Task material:

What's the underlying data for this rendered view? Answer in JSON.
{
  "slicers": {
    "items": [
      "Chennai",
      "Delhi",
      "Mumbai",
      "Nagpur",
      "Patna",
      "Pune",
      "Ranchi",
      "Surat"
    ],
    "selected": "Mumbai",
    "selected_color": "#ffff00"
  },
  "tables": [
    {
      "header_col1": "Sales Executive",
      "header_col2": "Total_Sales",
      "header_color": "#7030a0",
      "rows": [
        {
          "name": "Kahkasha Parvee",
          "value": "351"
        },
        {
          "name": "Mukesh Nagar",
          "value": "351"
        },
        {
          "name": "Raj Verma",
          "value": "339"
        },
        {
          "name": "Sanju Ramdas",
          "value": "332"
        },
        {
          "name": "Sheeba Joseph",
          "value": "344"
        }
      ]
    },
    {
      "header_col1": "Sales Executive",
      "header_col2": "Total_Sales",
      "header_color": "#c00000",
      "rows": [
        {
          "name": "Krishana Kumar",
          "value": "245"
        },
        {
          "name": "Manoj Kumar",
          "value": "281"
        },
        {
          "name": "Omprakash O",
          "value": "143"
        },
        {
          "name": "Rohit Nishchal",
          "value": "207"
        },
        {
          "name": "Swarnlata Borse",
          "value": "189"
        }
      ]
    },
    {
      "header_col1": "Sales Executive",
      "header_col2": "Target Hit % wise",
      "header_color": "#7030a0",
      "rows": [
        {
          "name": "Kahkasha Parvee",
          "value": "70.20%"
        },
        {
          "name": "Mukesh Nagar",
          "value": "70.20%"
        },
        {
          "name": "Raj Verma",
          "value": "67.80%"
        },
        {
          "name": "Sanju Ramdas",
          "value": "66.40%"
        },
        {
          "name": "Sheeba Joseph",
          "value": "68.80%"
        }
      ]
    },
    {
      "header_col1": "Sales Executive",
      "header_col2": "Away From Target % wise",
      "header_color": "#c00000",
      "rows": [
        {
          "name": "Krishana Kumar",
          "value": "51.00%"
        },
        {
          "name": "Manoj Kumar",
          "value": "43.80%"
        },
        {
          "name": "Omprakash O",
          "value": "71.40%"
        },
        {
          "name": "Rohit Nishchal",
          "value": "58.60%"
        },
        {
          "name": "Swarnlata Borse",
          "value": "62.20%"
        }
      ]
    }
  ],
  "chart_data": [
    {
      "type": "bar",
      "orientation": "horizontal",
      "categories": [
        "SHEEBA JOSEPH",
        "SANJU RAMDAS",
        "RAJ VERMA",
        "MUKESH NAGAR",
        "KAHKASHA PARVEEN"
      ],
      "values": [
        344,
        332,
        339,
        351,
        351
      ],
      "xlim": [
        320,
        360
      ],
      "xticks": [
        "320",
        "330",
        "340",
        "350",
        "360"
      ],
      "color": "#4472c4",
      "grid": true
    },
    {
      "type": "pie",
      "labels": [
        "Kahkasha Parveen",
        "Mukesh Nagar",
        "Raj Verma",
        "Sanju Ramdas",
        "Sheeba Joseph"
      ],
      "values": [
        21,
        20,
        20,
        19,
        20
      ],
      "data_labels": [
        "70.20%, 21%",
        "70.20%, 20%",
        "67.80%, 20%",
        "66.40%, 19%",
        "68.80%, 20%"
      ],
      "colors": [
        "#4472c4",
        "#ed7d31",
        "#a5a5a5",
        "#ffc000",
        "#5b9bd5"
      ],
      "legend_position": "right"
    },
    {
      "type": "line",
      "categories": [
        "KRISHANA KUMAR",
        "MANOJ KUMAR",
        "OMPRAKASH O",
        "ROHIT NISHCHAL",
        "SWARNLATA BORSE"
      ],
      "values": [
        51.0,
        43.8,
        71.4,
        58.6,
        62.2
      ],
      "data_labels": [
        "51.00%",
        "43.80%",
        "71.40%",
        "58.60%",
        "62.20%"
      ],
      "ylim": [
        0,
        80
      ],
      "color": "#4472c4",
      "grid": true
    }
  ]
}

---

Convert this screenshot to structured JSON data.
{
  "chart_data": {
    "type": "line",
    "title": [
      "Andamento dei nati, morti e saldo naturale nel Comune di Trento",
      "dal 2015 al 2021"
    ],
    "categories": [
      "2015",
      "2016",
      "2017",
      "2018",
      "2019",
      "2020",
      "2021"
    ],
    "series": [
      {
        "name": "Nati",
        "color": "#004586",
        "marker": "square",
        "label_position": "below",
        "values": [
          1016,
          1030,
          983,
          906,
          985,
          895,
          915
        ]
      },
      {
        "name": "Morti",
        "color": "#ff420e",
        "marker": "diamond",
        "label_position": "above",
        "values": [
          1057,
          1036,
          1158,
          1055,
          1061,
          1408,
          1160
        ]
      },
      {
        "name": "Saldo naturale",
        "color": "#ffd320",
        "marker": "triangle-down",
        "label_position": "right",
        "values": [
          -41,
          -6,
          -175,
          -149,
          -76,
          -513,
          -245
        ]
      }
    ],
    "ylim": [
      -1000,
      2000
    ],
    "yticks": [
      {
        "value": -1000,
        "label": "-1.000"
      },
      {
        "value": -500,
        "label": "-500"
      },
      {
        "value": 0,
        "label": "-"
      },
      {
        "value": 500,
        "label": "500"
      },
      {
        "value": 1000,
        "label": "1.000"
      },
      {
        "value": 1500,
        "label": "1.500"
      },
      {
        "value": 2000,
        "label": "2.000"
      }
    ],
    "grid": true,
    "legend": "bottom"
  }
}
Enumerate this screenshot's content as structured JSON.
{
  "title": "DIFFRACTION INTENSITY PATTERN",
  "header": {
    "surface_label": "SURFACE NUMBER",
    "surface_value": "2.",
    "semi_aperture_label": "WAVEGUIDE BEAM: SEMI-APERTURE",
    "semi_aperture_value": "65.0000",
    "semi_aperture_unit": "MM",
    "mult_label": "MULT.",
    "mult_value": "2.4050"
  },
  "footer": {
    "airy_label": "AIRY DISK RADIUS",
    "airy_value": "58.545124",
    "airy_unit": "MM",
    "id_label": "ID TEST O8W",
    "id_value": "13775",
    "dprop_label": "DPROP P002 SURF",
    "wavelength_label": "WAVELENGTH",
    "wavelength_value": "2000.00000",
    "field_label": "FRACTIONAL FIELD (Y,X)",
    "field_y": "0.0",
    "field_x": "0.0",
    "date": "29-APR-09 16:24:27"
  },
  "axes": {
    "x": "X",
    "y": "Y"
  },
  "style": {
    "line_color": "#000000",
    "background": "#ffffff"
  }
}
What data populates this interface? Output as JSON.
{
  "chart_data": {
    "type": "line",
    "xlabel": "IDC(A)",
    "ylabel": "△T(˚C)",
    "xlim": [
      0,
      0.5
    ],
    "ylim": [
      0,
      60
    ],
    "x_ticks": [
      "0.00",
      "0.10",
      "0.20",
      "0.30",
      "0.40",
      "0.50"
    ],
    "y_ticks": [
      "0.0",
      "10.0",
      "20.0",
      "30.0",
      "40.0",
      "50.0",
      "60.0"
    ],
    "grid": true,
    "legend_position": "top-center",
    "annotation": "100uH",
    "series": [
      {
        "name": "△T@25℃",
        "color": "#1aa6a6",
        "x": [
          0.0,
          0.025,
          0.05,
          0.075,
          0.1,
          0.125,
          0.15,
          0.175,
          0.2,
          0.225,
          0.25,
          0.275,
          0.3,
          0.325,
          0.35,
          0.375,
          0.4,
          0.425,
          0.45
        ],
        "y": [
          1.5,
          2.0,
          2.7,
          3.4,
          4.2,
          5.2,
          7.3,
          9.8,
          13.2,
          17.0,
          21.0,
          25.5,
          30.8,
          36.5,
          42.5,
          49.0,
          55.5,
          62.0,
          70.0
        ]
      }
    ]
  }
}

==

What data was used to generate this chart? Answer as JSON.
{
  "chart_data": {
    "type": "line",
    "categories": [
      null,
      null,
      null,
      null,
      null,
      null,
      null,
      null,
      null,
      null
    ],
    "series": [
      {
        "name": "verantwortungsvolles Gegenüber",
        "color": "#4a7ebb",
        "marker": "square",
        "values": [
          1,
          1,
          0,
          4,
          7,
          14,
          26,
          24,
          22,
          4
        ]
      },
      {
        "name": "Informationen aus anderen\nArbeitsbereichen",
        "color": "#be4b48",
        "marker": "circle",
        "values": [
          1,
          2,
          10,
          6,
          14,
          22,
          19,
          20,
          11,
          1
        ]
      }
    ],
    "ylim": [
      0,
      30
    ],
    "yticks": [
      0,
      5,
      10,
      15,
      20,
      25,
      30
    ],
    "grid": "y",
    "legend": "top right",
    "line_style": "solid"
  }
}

Task to carry out: List all lines from the entries that include the word "marker".

Response to this exercise:
        "marker": "square",
        "marker": "diamond",
        "marker": "triangle-down",
        "marker": "square",
        "marker": "circle",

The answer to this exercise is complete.